[Begin RECORDS PROVIDED]
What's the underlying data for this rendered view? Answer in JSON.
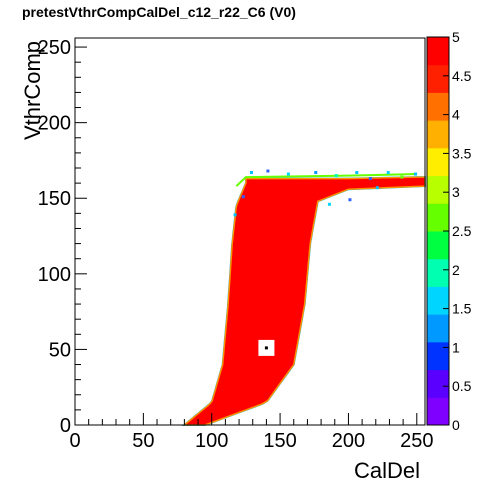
{
  "title": "pretestVthrCompCalDel_c12_r22_C6 (V0)",
  "chart_data": {
    "type": "heatmap",
    "title": "pretestVthrCompCalDel_c12_r22_C6 (V0)",
    "xlabel": "CalDel",
    "ylabel": "VthrComp",
    "xlim": [
      0,
      256
    ],
    "ylim": [
      0,
      256
    ],
    "zlim": [
      0,
      5
    ],
    "x_ticks": [
      "0",
      "50",
      "100",
      "150",
      "200",
      "250"
    ],
    "y_ticks": [
      "0",
      "50",
      "100",
      "150",
      "200",
      "250"
    ],
    "colorbar_ticks": [
      "0",
      "0.5",
      "1",
      "1.5",
      "2",
      "2.5",
      "3",
      "3.5",
      "4",
      "4.5",
      "5"
    ],
    "colorbar_colors": [
      "#8000ff",
      "#5a00ff",
      "#0033ff",
      "#0099ff",
      "#00d5ff",
      "#00ffb0",
      "#00ff40",
      "#66ff00",
      "#b8ff00",
      "#ffee00",
      "#ffb000",
      "#ff7000",
      "#ff2000",
      "#ff0000"
    ],
    "description_bands": {
      "body": "red band (value 5) between left and right S-shaped edges",
      "left_edge": [
        [
          80,
          0
        ],
        [
          100,
          15
        ],
        [
          108,
          40
        ],
        [
          112,
          80
        ],
        [
          115,
          120
        ],
        [
          118,
          145
        ],
        [
          125,
          160
        ]
      ],
      "right_edge": [
        [
          95,
          0
        ],
        [
          140,
          15
        ],
        [
          160,
          40
        ],
        [
          168,
          80
        ],
        [
          172,
          120
        ],
        [
          178,
          150
        ],
        [
          200,
          160
        ],
        [
          245,
          162
        ]
      ],
      "plateau_y": 160,
      "hole": {
        "x": 140,
        "y": 51,
        "value": 0
      }
    }
  }
}
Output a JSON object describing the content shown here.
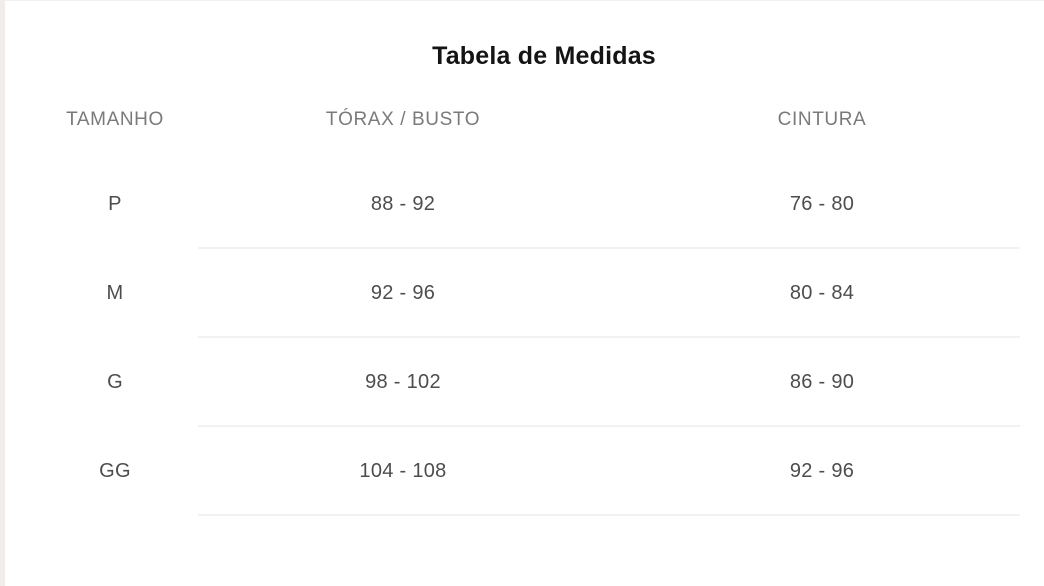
{
  "size_chart": {
    "title": "Tabela de Medidas",
    "headers": [
      "TAMANHO",
      "TÓRAX / BUSTO",
      "CINTURA"
    ],
    "rows": [
      {
        "size": "P",
        "torax_busto": "88 - 92",
        "cintura": "76 - 80"
      },
      {
        "size": "M",
        "torax_busto": "92 - 96",
        "cintura": "80 - 84"
      },
      {
        "size": "G",
        "torax_busto": "98 - 102",
        "cintura": "86 - 90"
      },
      {
        "size": "GG",
        "torax_busto": "104 - 108",
        "cintura": "92 - 96"
      }
    ],
    "colors": {
      "background": "#ffffff",
      "title_text": "#141414",
      "header_text": "#7a7a7a",
      "cell_text": "#4d4d4d",
      "divider": "#f2f2f2",
      "left_edge_strip": "#f1eeea"
    }
  }
}
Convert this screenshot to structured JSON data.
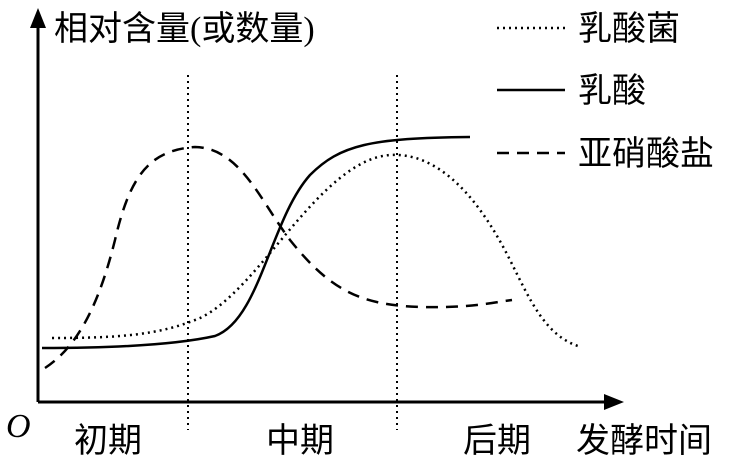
{
  "axis": {
    "y_label": "相对含量(或数量)",
    "x_label": "发酵时间",
    "origin": "O"
  },
  "stages": [
    "初期",
    "中期",
    "后期"
  ],
  "legend": [
    "乳酸菌",
    "乳酸",
    "亚硝酸盐"
  ]
}
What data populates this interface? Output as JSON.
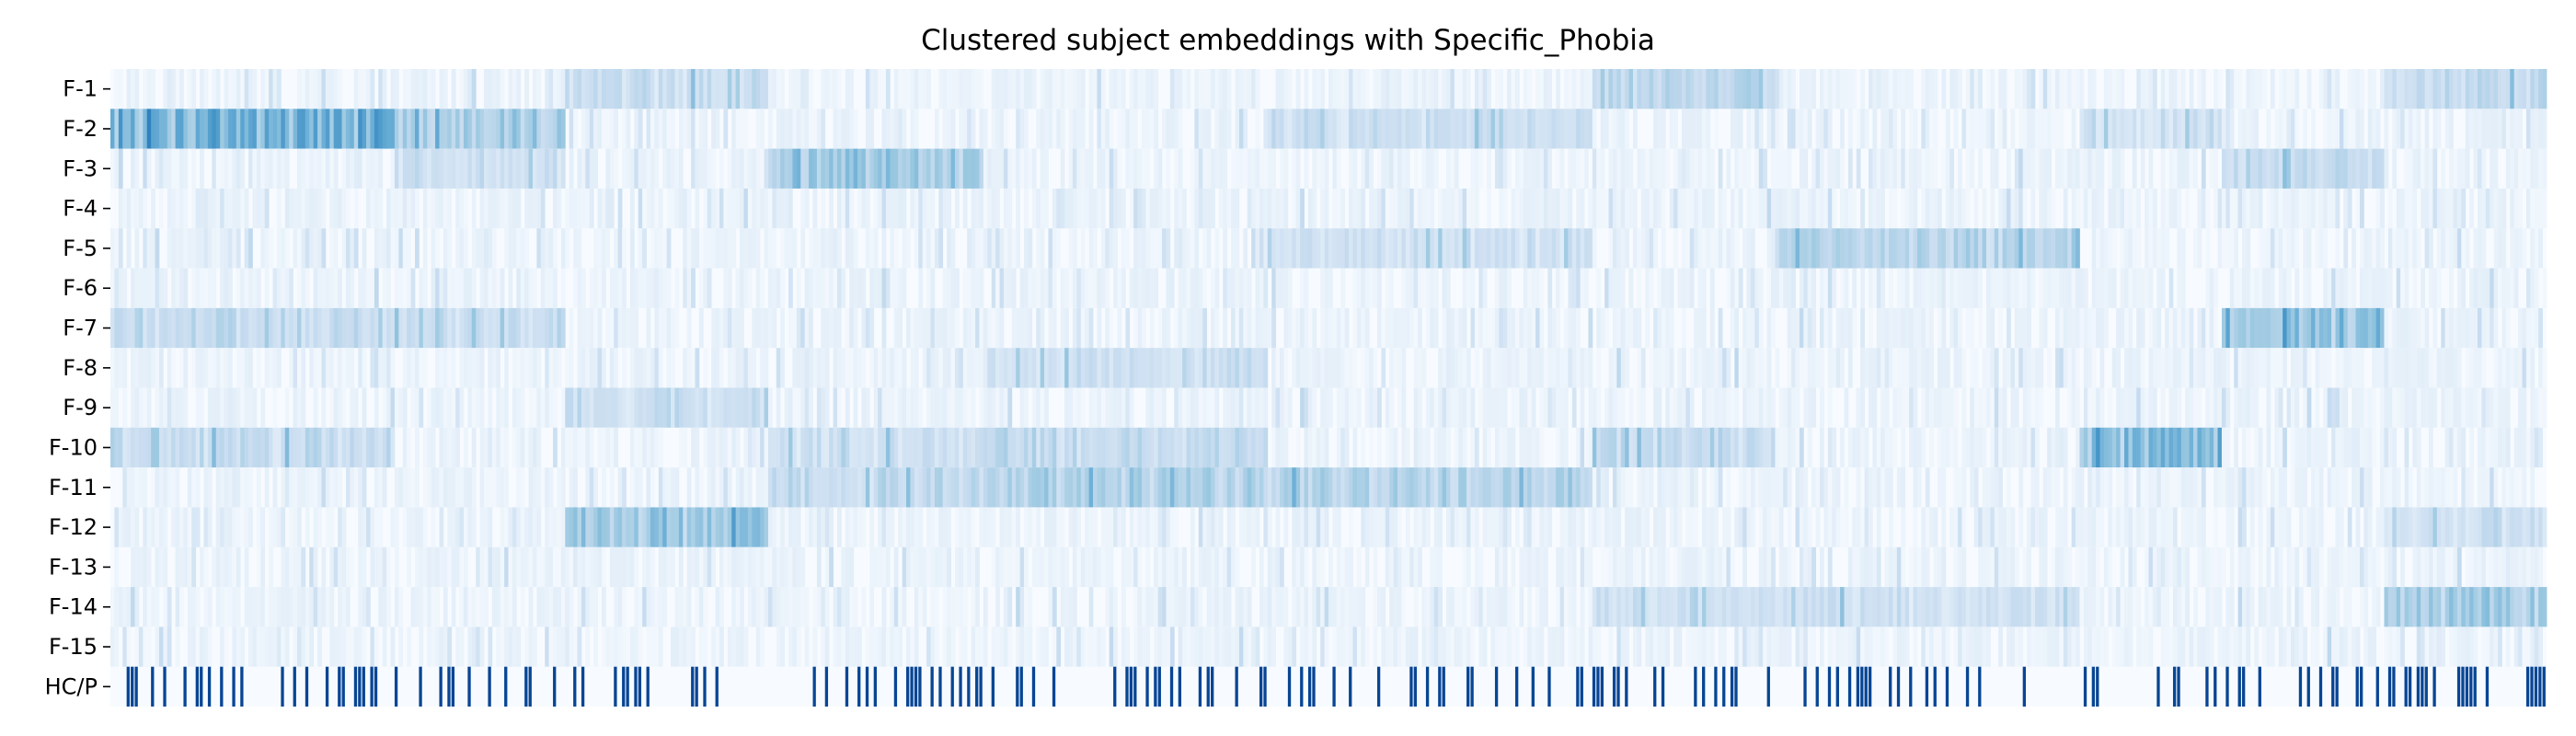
{
  "chart_data": {
    "type": "heatmap",
    "title": "Clustered subject embeddings with Specific_Phobia",
    "xlabel": "",
    "ylabel": "",
    "colormap": "Blues",
    "row_labels": [
      "F-1",
      "F-2",
      "F-3",
      "F-4",
      "F-5",
      "F-6",
      "F-7",
      "F-8",
      "F-9",
      "F-10",
      "F-11",
      "F-12",
      "F-13",
      "F-14",
      "F-15",
      "HC/P"
    ],
    "n_subjects": 600,
    "seed": 17,
    "grid": false,
    "clusters": [
      {
        "from": 0,
        "to": 70,
        "strong": {
          "F-2": 0.55,
          "F-7": 0.25,
          "F-10": 0.22
        }
      },
      {
        "from": 70,
        "to": 112,
        "strong": {
          "F-2": 0.35,
          "F-3": 0.2,
          "F-7": 0.22
        }
      },
      {
        "from": 112,
        "to": 162,
        "strong": {
          "F-12": 0.4,
          "F-9": 0.22,
          "F-1": 0.22
        }
      },
      {
        "from": 162,
        "to": 215,
        "strong": {
          "F-3": 0.4,
          "F-11": 0.25,
          "F-10": 0.2
        }
      },
      {
        "from": 215,
        "to": 285,
        "strong": {
          "F-11": 0.32,
          "F-10": 0.24,
          "F-8": 0.2
        }
      },
      {
        "from": 285,
        "to": 365,
        "strong": {
          "F-11": 0.3,
          "F-2": 0.2,
          "F-5": 0.18
        }
      },
      {
        "from": 365,
        "to": 410,
        "strong": {
          "F-10": 0.25,
          "F-1": 0.28,
          "F-14": 0.2
        }
      },
      {
        "from": 410,
        "to": 485,
        "strong": {
          "F-5": 0.32,
          "F-14": 0.18
        }
      },
      {
        "from": 485,
        "to": 520,
        "strong": {
          "F-10": 0.45,
          "F-2": 0.18
        }
      },
      {
        "from": 520,
        "to": 560,
        "strong": {
          "F-7": 0.4,
          "F-3": 0.22
        }
      },
      {
        "from": 560,
        "to": 600,
        "strong": {
          "F-14": 0.38,
          "F-1": 0.25,
          "F-12": 0.2
        }
      }
    ],
    "hcp_rate": 0.28
  }
}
[End RECORDS PROVIDED]
Restate the entire listing word for word, excluding pictures.

What's the underlying data for this rendered view? Answer in JSON.
{
  "title": "pretestVthrCompCalDel_c12_r22_C6 (V0)",
  "chart_data": {
    "type": "heatmap",
    "title": "pretestVthrCompCalDel_c12_r22_C6 (V0)",
    "xlabel": "CalDel",
    "ylabel": "VthrComp",
    "xlim": [
      0,
      256
    ],
    "ylim": [
      0,
      256
    ],
    "zlim": [
      0,
      5
    ],
    "x_ticks": [
      "0",
      "50",
      "100",
      "150",
      "200",
      "250"
    ],
    "y_ticks": [
      "0",
      "50",
      "100",
      "150",
      "200",
      "250"
    ],
    "colorbar_ticks": [
      "0",
      "0.5",
      "1",
      "1.5",
      "2",
      "2.5",
      "3",
      "3.5",
      "4",
      "4.5",
      "5"
    ],
    "colorbar_colors": [
      "#8000ff",
      "#5a00ff",
      "#0033ff",
      "#0099ff",
      "#00d5ff",
      "#00ffb0",
      "#00ff40",
      "#66ff00",
      "#b8ff00",
      "#ffee00",
      "#ffb000",
      "#ff7000",
      "#ff2000",
      "#ff0000"
    ],
    "description_bands": {
      "body": "red band (value 5) between left and right S-shaped edges",
      "left_edge": [
        [
          80,
          0
        ],
        [
          100,
          15
        ],
        [
          108,
          40
        ],
        [
          112,
          80
        ],
        [
          115,
          120
        ],
        [
          118,
          145
        ],
        [
          125,
          160
        ]
      ],
      "right_edge": [
        [
          95,
          0
        ],
        [
          140,
          15
        ],
        [
          160,
          40
        ],
        [
          168,
          80
        ],
        [
          172,
          120
        ],
        [
          178,
          150
        ],
        [
          200,
          160
        ],
        [
          245,
          162
        ]
      ],
      "plateau_y": 160,
      "hole": {
        "x": 140,
        "y": 51,
        "value": 0
      }
    }
  }
}
Output a JSON object describing the content shown here.
{
  "size_chart": {
    "title": "Tabela de Medidas",
    "headers": [
      "TAMANHO",
      "TÓRAX / BUSTO",
      "CINTURA"
    ],
    "rows": [
      {
        "size": "P",
        "torax_busto": "88 - 92",
        "cintura": "76 - 80"
      },
      {
        "size": "M",
        "torax_busto": "92 - 96",
        "cintura": "80 - 84"
      },
      {
        "size": "G",
        "torax_busto": "98 - 102",
        "cintura": "86 - 90"
      },
      {
        "size": "GG",
        "torax_busto": "104 - 108",
        "cintura": "92 - 96"
      }
    ],
    "colors": {
      "background": "#ffffff",
      "title_text": "#141414",
      "header_text": "#7a7a7a",
      "cell_text": "#4d4d4d",
      "divider": "#f2f2f2",
      "left_edge_strip": "#f1eeea"
    }
  }
}
Convert this screenshot to structured JSON data.
{
  "axis": {
    "y_label": "相对含量(或数量)",
    "x_label": "发酵时间",
    "origin": "O"
  },
  "stages": [
    "初期",
    "中期",
    "后期"
  ],
  "legend": [
    "乳酸菌",
    "乳酸",
    "亚硝酸盐"
  ]
}
What data populates this interface? Output as JSON.
{
  "chart_data": {
    "type": "heatmap",
    "title": "Clustered subject embeddings with Specific_Phobia",
    "xlabel": "",
    "ylabel": "",
    "colormap": "Blues",
    "row_labels": [
      "F-1",
      "F-2",
      "F-3",
      "F-4",
      "F-5",
      "F-6",
      "F-7",
      "F-8",
      "F-9",
      "F-10",
      "F-11",
      "F-12",
      "F-13",
      "F-14",
      "F-15",
      "HC/P"
    ],
    "n_subjects": 600,
    "seed": 17,
    "grid": false,
    "clusters": [
      {
        "from": 0,
        "to": 70,
        "strong": {
          "F-2": 0.55,
          "F-7": 0.25,
          "F-10": 0.22
        }
      },
      {
        "from": 70,
        "to": 112,
        "strong": {
          "F-2": 0.35,
          "F-3": 0.2,
          "F-7": 0.22
        }
      },
      {
        "from": 112,
        "to": 162,
        "strong": {
          "F-12": 0.4,
          "F-9": 0.22,
          "F-1": 0.22
        }
      },
      {
        "from": 162,
        "to": 215,
        "strong": {
          "F-3": 0.4,
          "F-11": 0.25,
          "F-10": 0.2
        }
      },
      {
        "from": 215,
        "to": 285,
        "strong": {
          "F-11": 0.32,
          "F-10": 0.24,
          "F-8": 0.2
        }
      },
      {
        "from": 285,
        "to": 365,
        "strong": {
          "F-11": 0.3,
          "F-2": 0.2,
          "F-5": 0.18
        }
      },
      {
        "from": 365,
        "to": 410,
        "strong": {
          "F-10": 0.25,
          "F-1": 0.28,
          "F-14": 0.2
        }
      },
      {
        "from": 410,
        "to": 485,
        "strong": {
          "F-5": 0.32,
          "F-14": 0.18
        }
      },
      {
        "from": 485,
        "to": 520,
        "strong": {
          "F-10": 0.45,
          "F-2": 0.18
        }
      },
      {
        "from": 520,
        "to": 560,
        "strong": {
          "F-7": 0.4,
          "F-3": 0.22
        }
      },
      {
        "from": 560,
        "to": 600,
        "strong": {
          "F-14": 0.38,
          "F-1": 0.25,
          "F-12": 0.2
        }
      }
    ],
    "hcp_rate": 0.28
  }
}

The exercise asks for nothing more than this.